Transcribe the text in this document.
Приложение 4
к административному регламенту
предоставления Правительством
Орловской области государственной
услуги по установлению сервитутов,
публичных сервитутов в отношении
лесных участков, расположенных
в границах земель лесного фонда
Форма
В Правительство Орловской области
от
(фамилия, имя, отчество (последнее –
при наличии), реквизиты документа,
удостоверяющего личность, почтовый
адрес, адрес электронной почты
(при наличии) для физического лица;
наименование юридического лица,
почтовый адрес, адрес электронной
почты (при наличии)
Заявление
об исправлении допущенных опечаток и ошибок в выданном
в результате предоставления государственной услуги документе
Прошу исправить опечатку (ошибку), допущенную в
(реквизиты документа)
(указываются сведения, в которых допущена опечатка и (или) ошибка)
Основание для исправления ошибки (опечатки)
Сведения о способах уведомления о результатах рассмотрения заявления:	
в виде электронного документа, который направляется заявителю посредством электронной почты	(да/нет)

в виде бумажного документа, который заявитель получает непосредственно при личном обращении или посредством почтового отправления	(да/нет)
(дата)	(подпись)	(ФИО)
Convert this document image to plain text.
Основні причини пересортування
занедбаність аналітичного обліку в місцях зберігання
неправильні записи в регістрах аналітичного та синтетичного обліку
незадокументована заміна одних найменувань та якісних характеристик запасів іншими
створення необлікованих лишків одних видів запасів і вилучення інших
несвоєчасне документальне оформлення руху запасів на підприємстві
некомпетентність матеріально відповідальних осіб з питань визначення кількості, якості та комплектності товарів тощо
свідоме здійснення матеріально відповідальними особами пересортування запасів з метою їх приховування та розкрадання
* * * * * * * * *
• SHORT TASK: Copy each line above that contains the string "виде".

• THE COMPLETED TASK:
в виде электронного документа, который направляется заявителю посредством электронной почты	(да/нет)
в виде бумажного документа, который заявитель получает непосредственно при личном обращении или посредством почтового отправления	(да/нет)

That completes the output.